— WORK TO DO —
Every record below should be printed exactly as given.

#####

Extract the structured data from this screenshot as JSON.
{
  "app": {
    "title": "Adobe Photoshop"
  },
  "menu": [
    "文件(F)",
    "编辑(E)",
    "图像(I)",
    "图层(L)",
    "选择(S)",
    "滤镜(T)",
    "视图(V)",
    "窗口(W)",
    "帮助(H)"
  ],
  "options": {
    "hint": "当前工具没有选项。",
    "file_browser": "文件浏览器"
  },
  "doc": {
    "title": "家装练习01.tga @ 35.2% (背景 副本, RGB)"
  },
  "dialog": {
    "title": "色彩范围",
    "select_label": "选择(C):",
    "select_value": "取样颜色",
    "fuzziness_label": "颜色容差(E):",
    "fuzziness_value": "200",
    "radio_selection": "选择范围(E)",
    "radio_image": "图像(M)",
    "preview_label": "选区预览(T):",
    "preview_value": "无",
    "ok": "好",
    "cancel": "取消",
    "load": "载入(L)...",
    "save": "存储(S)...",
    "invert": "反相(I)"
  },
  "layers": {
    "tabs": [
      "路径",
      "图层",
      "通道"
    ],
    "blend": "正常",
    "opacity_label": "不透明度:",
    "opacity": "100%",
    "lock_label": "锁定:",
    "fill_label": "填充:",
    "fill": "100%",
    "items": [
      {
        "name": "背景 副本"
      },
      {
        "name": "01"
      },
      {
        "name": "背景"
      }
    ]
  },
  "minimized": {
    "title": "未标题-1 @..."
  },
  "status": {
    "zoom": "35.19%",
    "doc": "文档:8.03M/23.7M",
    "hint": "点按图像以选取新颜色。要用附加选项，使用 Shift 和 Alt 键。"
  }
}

#####

— TASK RESULT —
Extract the structured data from this screenshot as JSON.
{
  "app": {
    "title": "Adobe Photoshop"
  },
  "menu": [
    "文件(F)",
    "编辑(E)",
    "图像(I)",
    "图层(L)",
    "选择(S)",
    "滤镜(T)",
    "视图(V)",
    "窗口(W)",
    "帮助(H)"
  ],
  "options": {
    "hint": "当前工具没有选项。",
    "file_browser": "文件浏览器"
  },
  "doc": {
    "title": "家装练习01.tga @ 35.2% (背景 副本, RGB)"
  },
  "dialog": {
    "title": "色彩范围",
    "select_label": "选择(C):",
    "select_value": "取样颜色",
    "fuzziness_label": "颜色容差(E):",
    "fuzziness_value": "200",
    "radio_selection": "选择范围(E)",
    "radio_image": "图像(M)",
    "preview_label": "选区预览(T):",
    "preview_value": "无",
    "ok": "好",
    "cancel": "取消",
    "load": "载入(L)...",
    "save": "存储(S)...",
    "invert": "反相(I)"
  },
  "layers": {
    "tabs": [
      "路径",
      "图层",
      "通道"
    ],
    "blend": "正常",
    "opacity_label": "不透明度:",
    "opacity": "100%",
    "lock_label": "锁定:",
    "fill_label": "填充:",
    "fill": "100%",
    "items": [
      {
        "name": "背景 副本"
      },
      {
        "name": "01"
      },
      {
        "name": "背景"
      }
    ]
  },
  "minimized": {
    "title": "未标题-1 @..."
  },
  "status": {
    "zoom": "35.19%",
    "doc": "文档:8.03M/23.7M",
    "hint": "点按图像以选取新颜色。要用附加选项，使用 Shift 和 Alt 键。"
  }
}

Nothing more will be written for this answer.